▶ _Task to complete_
Take down each entry exactly as written.

▶ _Input records_

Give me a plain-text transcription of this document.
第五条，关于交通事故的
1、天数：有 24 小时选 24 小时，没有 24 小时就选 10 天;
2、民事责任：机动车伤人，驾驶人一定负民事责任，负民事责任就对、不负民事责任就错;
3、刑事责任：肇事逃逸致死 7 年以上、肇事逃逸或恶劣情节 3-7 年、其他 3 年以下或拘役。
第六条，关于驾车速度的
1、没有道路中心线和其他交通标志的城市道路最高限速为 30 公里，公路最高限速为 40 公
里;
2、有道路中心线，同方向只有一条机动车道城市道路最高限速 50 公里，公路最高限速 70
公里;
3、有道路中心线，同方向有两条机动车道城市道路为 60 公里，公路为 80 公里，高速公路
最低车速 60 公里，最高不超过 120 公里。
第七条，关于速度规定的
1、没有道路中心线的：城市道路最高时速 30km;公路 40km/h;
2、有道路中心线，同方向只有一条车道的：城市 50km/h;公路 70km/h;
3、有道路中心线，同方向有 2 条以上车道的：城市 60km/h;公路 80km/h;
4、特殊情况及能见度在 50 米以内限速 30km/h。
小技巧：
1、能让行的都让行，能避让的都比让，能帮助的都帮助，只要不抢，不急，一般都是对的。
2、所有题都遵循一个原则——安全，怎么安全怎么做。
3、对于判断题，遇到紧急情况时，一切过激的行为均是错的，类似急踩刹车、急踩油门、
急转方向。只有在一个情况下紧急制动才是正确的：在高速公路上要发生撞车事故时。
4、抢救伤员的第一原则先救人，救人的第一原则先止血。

▶ _Finished exercise_
Give me a plain-text transcription of this document.
第五条，关于交通事故的
1、天数：有 24 小时选 24 小时，没有 24 小时就选 10 天;
2、民事责任：机动车伤人，驾驶人一定负民事责任，负民事责任就对、不负民事责任就错;
3、刑事责任：肇事逃逸致死 7 年以上、肇事逃逸或恶劣情节 3-7 年、其他 3 年以下或拘役。
第六条，关于驾车速度的
1、没有道路中心线和其他交通标志的城市道路最高限速为 30 公里，公路最高限速为 40 公
里;
2、有道路中心线，同方向只有一条机动车道城市道路最高限速 50 公里，公路最高限速 70
公里;
3、有道路中心线，同方向有两条机动车道城市道路为 60 公里，公路为 80 公里，高速公路
最低车速 60 公里，最高不超过 120 公里。
第七条，关于速度规定的
1、没有道路中心线的：城市道路最高时速 30km;公路 40km/h;
2、有道路中心线，同方向只有一条车道的：城市 50km/h;公路 70km/h;
3、有道路中心线，同方向有 2 条以上车道的：城市 60km/h;公路 80km/h;
4、特殊情况及能见度在 50 米以内限速 30km/h。
小技巧：
1、能让行的都让行，能避让的都比让，能帮助的都帮助，只要不抢，不急，一般都是对的。
2、所有题都遵循一个原则——安全，怎么安全怎么做。
3、对于判断题，遇到紧急情况时，一切过激的行为均是错的，类似急踩刹车、急踩油门、
急转方向。只有在一个情况下紧急制动才是正确的：在高速公路上要发生撞车事故时。
4、抢救伤员的第一原则先救人，救人的第一原则先止血。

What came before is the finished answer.